Some records:
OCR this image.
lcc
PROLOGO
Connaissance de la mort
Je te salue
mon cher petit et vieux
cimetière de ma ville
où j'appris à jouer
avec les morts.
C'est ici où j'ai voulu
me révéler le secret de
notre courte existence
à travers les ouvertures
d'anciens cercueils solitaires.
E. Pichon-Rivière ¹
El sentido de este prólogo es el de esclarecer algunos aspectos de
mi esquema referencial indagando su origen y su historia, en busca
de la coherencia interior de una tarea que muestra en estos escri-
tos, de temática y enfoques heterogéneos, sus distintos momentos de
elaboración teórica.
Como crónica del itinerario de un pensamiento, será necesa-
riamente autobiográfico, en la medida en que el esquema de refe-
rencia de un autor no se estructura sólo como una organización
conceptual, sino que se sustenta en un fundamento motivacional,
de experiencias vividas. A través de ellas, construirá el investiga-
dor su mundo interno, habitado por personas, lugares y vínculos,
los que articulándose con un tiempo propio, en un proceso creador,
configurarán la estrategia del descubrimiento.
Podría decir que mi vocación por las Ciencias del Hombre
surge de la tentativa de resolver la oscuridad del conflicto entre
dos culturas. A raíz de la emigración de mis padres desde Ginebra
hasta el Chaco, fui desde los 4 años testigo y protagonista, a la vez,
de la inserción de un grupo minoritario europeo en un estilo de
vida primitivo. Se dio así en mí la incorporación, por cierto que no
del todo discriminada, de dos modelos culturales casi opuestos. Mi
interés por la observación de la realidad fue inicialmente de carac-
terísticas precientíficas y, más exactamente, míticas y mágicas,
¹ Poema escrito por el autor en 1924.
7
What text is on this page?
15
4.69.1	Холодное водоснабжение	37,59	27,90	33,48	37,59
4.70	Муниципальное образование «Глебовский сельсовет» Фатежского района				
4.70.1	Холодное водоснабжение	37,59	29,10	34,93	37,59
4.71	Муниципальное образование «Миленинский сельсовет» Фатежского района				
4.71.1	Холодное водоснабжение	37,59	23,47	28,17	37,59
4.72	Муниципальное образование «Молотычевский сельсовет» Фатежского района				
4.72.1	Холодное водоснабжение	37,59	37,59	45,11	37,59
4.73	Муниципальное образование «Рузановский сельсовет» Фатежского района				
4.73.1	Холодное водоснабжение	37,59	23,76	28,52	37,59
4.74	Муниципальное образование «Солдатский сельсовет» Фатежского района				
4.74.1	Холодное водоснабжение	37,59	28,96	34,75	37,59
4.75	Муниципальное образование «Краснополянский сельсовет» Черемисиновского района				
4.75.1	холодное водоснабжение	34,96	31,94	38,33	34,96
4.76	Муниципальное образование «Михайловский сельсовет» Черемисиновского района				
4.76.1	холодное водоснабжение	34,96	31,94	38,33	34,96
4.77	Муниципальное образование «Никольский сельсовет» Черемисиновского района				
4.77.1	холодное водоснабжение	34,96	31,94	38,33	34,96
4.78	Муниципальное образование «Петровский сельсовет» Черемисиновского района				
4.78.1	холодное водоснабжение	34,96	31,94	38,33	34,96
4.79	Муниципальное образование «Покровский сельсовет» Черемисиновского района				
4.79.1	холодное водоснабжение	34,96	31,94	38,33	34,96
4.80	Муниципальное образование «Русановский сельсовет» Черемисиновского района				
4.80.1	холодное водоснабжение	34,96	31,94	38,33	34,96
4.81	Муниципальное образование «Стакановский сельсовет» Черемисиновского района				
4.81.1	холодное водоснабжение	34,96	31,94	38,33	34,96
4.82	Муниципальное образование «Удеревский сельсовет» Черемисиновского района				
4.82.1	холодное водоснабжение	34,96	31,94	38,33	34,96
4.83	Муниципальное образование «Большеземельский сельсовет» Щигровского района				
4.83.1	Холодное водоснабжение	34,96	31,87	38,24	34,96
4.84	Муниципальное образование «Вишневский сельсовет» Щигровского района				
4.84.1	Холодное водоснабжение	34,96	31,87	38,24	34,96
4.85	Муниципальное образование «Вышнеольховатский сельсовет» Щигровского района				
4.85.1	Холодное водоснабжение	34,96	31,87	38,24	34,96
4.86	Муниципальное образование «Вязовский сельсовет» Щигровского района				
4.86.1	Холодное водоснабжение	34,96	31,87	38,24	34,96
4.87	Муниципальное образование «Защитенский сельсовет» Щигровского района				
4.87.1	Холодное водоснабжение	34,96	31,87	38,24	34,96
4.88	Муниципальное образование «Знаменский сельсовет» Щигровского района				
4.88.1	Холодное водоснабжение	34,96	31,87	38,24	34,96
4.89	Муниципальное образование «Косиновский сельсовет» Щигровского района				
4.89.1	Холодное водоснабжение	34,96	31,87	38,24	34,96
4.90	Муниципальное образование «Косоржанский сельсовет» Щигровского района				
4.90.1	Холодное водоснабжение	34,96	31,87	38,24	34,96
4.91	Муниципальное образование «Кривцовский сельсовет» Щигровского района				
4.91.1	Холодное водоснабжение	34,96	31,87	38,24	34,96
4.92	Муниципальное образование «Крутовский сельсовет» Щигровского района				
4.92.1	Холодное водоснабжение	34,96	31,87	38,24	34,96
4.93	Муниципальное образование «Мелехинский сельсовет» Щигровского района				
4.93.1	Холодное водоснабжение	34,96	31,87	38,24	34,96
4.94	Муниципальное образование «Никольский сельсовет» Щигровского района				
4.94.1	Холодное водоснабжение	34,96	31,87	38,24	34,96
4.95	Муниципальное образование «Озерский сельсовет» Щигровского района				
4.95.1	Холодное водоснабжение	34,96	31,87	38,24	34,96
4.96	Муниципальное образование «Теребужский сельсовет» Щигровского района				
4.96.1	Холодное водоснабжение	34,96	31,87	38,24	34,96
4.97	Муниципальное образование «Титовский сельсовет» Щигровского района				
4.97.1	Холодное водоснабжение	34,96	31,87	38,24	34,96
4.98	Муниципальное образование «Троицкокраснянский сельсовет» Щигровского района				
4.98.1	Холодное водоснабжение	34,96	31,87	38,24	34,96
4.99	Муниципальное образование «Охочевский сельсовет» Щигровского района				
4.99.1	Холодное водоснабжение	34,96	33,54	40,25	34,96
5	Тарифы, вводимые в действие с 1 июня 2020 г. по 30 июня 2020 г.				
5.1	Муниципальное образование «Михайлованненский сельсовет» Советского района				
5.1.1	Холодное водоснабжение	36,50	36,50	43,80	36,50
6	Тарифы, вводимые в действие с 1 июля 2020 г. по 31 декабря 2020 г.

TASK REQUIREMENTS: Above are some records. Print them all exactly.

TASK RESULT:
OCR this image.
lcc
PROLOGO
Connaissance de la mort
Je te salue
mon cher petit et vieux
cimetière de ma ville
où j'appris à jouer
avec les morts.
C'est ici où j'ai voulu
me révéler le secret de
notre courte existence
à travers les ouvertures
d'anciens cercueils solitaires.
E. Pichon-Rivière ¹
El sentido de este prólogo es el de esclarecer algunos aspectos de
mi esquema referencial indagando su origen y su historia, en busca
de la coherencia interior de una tarea que muestra en estos escri-
tos, de temática y enfoques heterogéneos, sus distintos momentos de
elaboración teórica.
Como crónica del itinerario de un pensamiento, será necesa-
riamente autobiográfico, en la medida en que el esquema de refe-
rencia de un autor no se estructura sólo como una organización
conceptual, sino que se sustenta en un fundamento motivacional,
de experiencias vividas. A través de ellas, construirá el investiga-
dor su mundo interno, habitado por personas, lugares y vínculos,
los que articulándose con un tiempo propio, en un proceso creador,
configurarán la estrategia del descubrimiento.
Podría decir que mi vocación por las Ciencias del Hombre
surge de la tentativa de resolver la oscuridad del conflicto entre
dos culturas. A raíz de la emigración de mis padres desde Ginebra
hasta el Chaco, fui desde los 4 años testigo y protagonista, a la vez,
de la inserción de un grupo minoritario europeo en un estilo de
vida primitivo. Se dio así en mí la incorporación, por cierto que no
del todo discriminada, de dos modelos culturales casi opuestos. Mi
interés por la observación de la realidad fue inicialmente de carac-
terísticas precientíficas y, más exactamente, míticas y mágicas,
¹ Poema escrito por el autor en 1924.
7
What text is on this page?
15
4.69.1	Холодное водоснабжение	37,59	27,90	33,48	37,59
4.70	Муниципальное образование «Глебовский сельсовет» Фатежского района				
4.70.1	Холодное водоснабжение	37,59	29,10	34,93	37,59
4.71	Муниципальное образование «Миленинский сельсовет» Фатежского района				
4.71.1	Холодное водоснабжение	37,59	23,47	28,17	37,59
4.72	Муниципальное образование «Молотычевский сельсовет» Фатежского района				
4.72.1	Холодное водоснабжение	37,59	37,59	45,11	37,59
4.73	Муниципальное образование «Рузановский сельсовет» Фатежского района				
4.73.1	Холодное водоснабжение	37,59	23,76	28,52	37,59
4.74	Муниципальное образование «Солдатский сельсовет» Фатежского района				
4.74.1	Холодное водоснабжение	37,59	28,96	34,75	37,59
4.75	Муниципальное образование «Краснополянский сельсовет» Черемисиновского района				
4.75.1	холодное водоснабжение	34,96	31,94	38,33	34,96
4.76	Муниципальное образование «Михайловский сельсовет» Черемисиновского района				
4.76.1	холодное водоснабжение	34,96	31,94	38,33	34,96
4.77	Муниципальное образование «Никольский сельсовет» Черемисиновского района				
4.77.1	холодное водоснабжение	34,96	31,94	38,33	34,96
4.78	Муниципальное образование «Петровский сельсовет» Черемисиновского района				
4.78.1	холодное водоснабжение	34,96	31,94	38,33	34,96
4.79	Муниципальное образование «Покровский сельсовет» Черемисиновского района				
4.79.1	холодное водоснабжение	34,96	31,94	38,33	34,96
4.80	Муниципальное образование «Русановский сельсовет» Черемисиновского района				
4.80.1	холодное водоснабжение	34,96	31,94	38,33	34,96
4.81	Муниципальное образование «Стакановский сельсовет» Черемисиновского района				
4.81.1	холодное водоснабжение	34,96	31,94	38,33	34,96
4.82	Муниципальное образование «Удеревский сельсовет» Черемисиновского района				
4.82.1	холодное водоснабжение	34,96	31,94	38,33	34,96
4.83	Муниципальное образование «Большеземельский сельсовет» Щигровского района				
4.83.1	Холодное водоснабжение	34,96	31,87	38,24	34,96
4.84	Муниципальное образование «Вишневский сельсовет» Щигровского района				
4.84.1	Холодное водоснабжение	34,96	31,87	38,24	34,96
4.85	Муниципальное образование «Вышнеольховатский сельсовет» Щигровского района				
4.85.1	Холодное водоснабжение	34,96	31,87	38,24	34,96
4.86	Муниципальное образование «Вязовский сельсовет» Щигровского района				
4.86.1	Холодное водоснабжение	34,96	31,87	38,24	34,96
4.87	Муниципальное образование «Защитенский сельсовет» Щигровского района				
4.87.1	Холодное водоснабжение	34,96	31,87	38,24	34,96
4.88	Муниципальное образование «Знаменский сельсовет» Щигровского района				
4.88.1	Холодное водоснабжение	34,96	31,87	38,24	34,96
4.89	Муниципальное образование «Косиновский сельсовет» Щигровского района				
4.89.1	Холодное водоснабжение	34,96	31,87	38,24	34,96
4.90	Муниципальное образование «Косоржанский сельсовет» Щигровского района				
4.90.1	Холодное водоснабжение	34,96	31,87	38,24	34,96
4.91	Муниципальное образование «Кривцовский сельсовет» Щигровского района				
4.91.1	Холодное водоснабжение	34,96	31,87	38,24	34,96
4.92	Муниципальное образование «Крутовский сельсовет» Щигровского района				
4.92.1	Холодное водоснабжение	34,96	31,87	38,24	34,96
4.93	Муниципальное образование «Мелехинский сельсовет» Щигровского района				
4.93.1	Холодное водоснабжение	34,96	31,87	38,24	34,96
4.94	Муниципальное образование «Никольский сельсовет» Щигровского района				
4.94.1	Холодное водоснабжение	34,96	31,87	38,24	34,96
4.95	Муниципальное образование «Озерский сельсовет» Щигровского района				
4.95.1	Холодное водоснабжение	34,96	31,87	38,24	34,96
4.96	Муниципальное образование «Теребужский сельсовет» Щигровского района				
4.96.1	Холодное водоснабжение	34,96	31,87	38,24	34,96
4.97	Муниципальное образование «Титовский сельсовет» Щигровского района				
4.97.1	Холодное водоснабжение	34,96	31,87	38,24	34,96
4.98	Муниципальное образование «Троицкокраснянский сельсовет» Щигровского района				
4.98.1	Холодное водоснабжение	34,96	31,87	38,24	34,96
4.99	Муниципальное образование «Охочевский сельсовет» Щигровского района				
4.99.1	Холодное водоснабжение	34,96	33,54	40,25	34,96
5	Тарифы, вводимые в действие с 1 июня 2020 г. по 30 июня 2020 г.				
5.1	Муниципальное образование «Михайлованненский сельсовет» Советского района				
5.1.1	Холодное водоснабжение	36,50	36,50	43,80	36,50
6	Тарифы, вводимые в действие с 1 июля 2020 г. по 31 декабря 2020 г.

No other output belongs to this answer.